## EXERCISE
Scan the data below for the string "Auswählen". Copy every line where it appears.

— START OF ITEMS —

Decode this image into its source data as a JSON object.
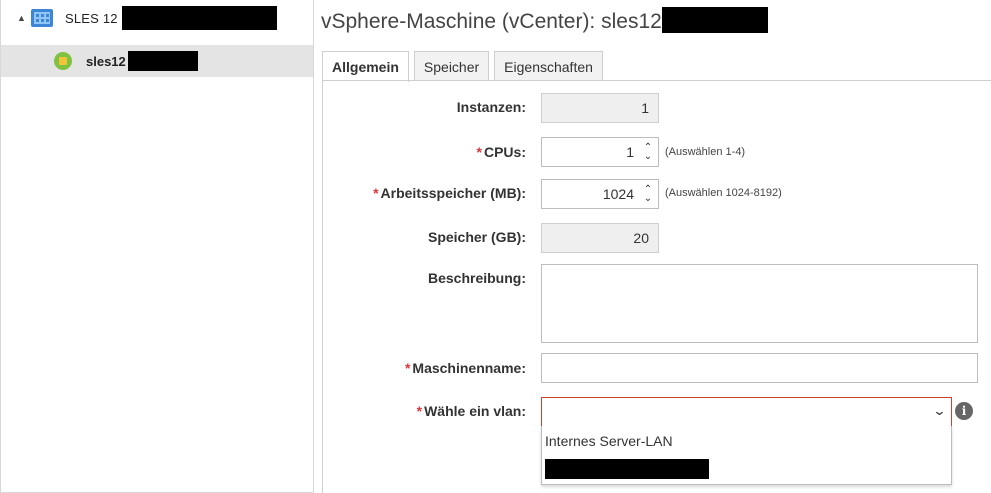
{
  "tree": {
    "root": {
      "label": "SLES 12",
      "expander": "▲"
    },
    "child": {
      "label": "sles12"
    }
  },
  "main": {
    "title": "vSphere-Maschine (vCenter): sles12",
    "tabs": [
      {
        "label": "Allgemein",
        "active": true
      },
      {
        "label": "Speicher",
        "active": false
      },
      {
        "label": "Eigenschaften",
        "active": false
      }
    ]
  },
  "form": {
    "instances": {
      "label": "Instanzen:",
      "value": "1"
    },
    "cpus": {
      "required_mark": "*",
      "label": "CPUs:",
      "value": "1",
      "hint": "(Auswählen 1-4)"
    },
    "memory": {
      "required_mark": "*",
      "label": "Arbeitsspeicher (MB):",
      "value": "1024",
      "hint": "(Auswählen 1024-8192)"
    },
    "storage": {
      "label": "Speicher (GB):",
      "value": "20"
    },
    "description": {
      "label": "Beschreibung:",
      "value": ""
    },
    "machine_name": {
      "required_mark": "*",
      "label": "Maschinenname:",
      "value": ""
    },
    "vlan": {
      "required_mark": "*",
      "label": "Wähle ein vlan:",
      "value": "",
      "options": [
        "Internes Server-LAN"
      ]
    }
  },
  "icons": {
    "expander": "triangle-expand-icon",
    "group": "vm-group-icon",
    "vm": "vm-status-icon",
    "chevron": "chevron-down-icon",
    "info": "info-icon"
  },
  "colors": {
    "required": "#d9363e",
    "select_border": "#c9432d",
    "tree_selected_bg": "#e4e4e4"
  }
}
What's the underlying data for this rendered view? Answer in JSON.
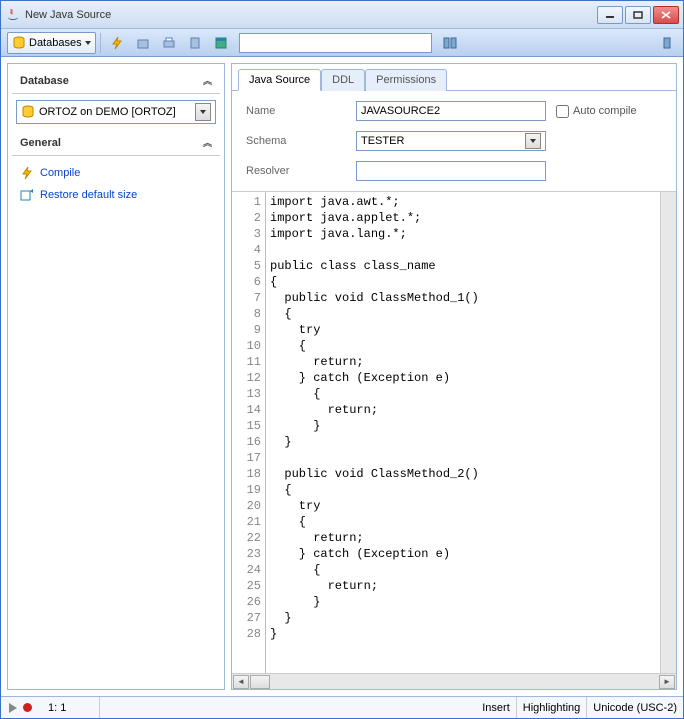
{
  "window": {
    "title": "New Java Source"
  },
  "toolbar": {
    "databases_label": "Databases"
  },
  "sidebar": {
    "sections": {
      "database": {
        "title": "Database",
        "connection": "ORTOZ on DEMO [ORTOZ]"
      },
      "general": {
        "title": "General",
        "items": [
          {
            "label": "Compile"
          },
          {
            "label": "Restore default size"
          }
        ]
      }
    }
  },
  "tabs": [
    {
      "label": "Java Source"
    },
    {
      "label": "DDL"
    },
    {
      "label": "Permissions"
    }
  ],
  "form": {
    "name_label": "Name",
    "name_value": "JAVASOURCE2",
    "schema_label": "Schema",
    "schema_value": "TESTER",
    "resolver_label": "Resolver",
    "resolver_value": "",
    "auto_compile_label": "Auto compile",
    "auto_compile_checked": false
  },
  "editor": {
    "lines": [
      "import java.awt.*;",
      "import java.applet.*;",
      "import java.lang.*;",
      "",
      "public class class_name",
      "{",
      "  public void ClassMethod_1()",
      "  {",
      "    try",
      "    {",
      "      return;",
      "    } catch (Exception e)",
      "      {",
      "        return;",
      "      }",
      "  }",
      "",
      "  public void ClassMethod_2()",
      "  {",
      "    try",
      "    {",
      "      return;",
      "    } catch (Exception e)",
      "      {",
      "        return;",
      "      }",
      "  }",
      "}"
    ]
  },
  "statusbar": {
    "cursor": "1:   1",
    "cells": [
      "Insert",
      "Highlighting",
      "Unicode (USC-2)"
    ]
  }
}
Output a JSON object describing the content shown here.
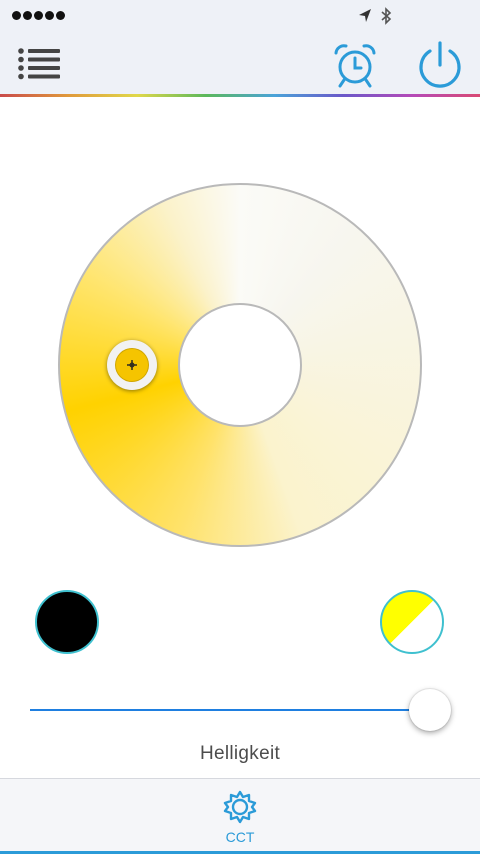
{
  "status_bar": {
    "signal_dots": 5,
    "icons": [
      "location-arrow-icon",
      "bluetooth-icon"
    ]
  },
  "nav_bar": {
    "menu_icon": "list-icon",
    "alarm_icon": "alarm-clock-icon",
    "power_icon": "power-icon",
    "accent_color": "#2b9bd8"
  },
  "color_wheel": {
    "warm_color": "#ffd200",
    "cool_color": "#fbfbf7",
    "selected_color": "#f5c400"
  },
  "swatches": {
    "left_color": "#000000",
    "right_colors": [
      "#ffff00",
      "#ffffff"
    ],
    "border_color": "#3fc0cf"
  },
  "brightness": {
    "label": "Helligkeit",
    "value_percent": 100
  },
  "tab_bar": {
    "tabs": [
      {
        "label": "CCT",
        "icon": "sun-gear-icon",
        "active": true
      }
    ]
  }
}
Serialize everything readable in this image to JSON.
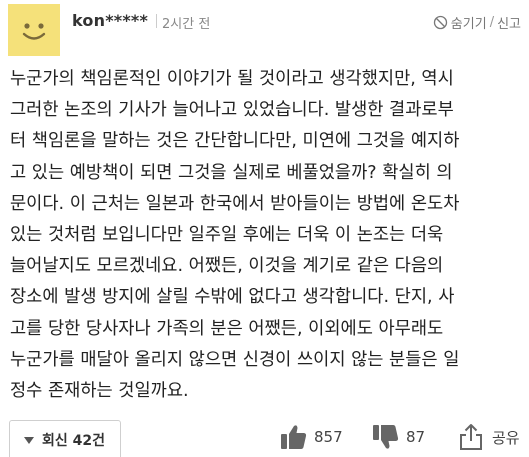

— END OF ITEMS —

## RESPONSE TO THIS EXERCISE
      "hint": "(Auswählen 1-4)"
      "hint": "(Auswählen 1024-8192)"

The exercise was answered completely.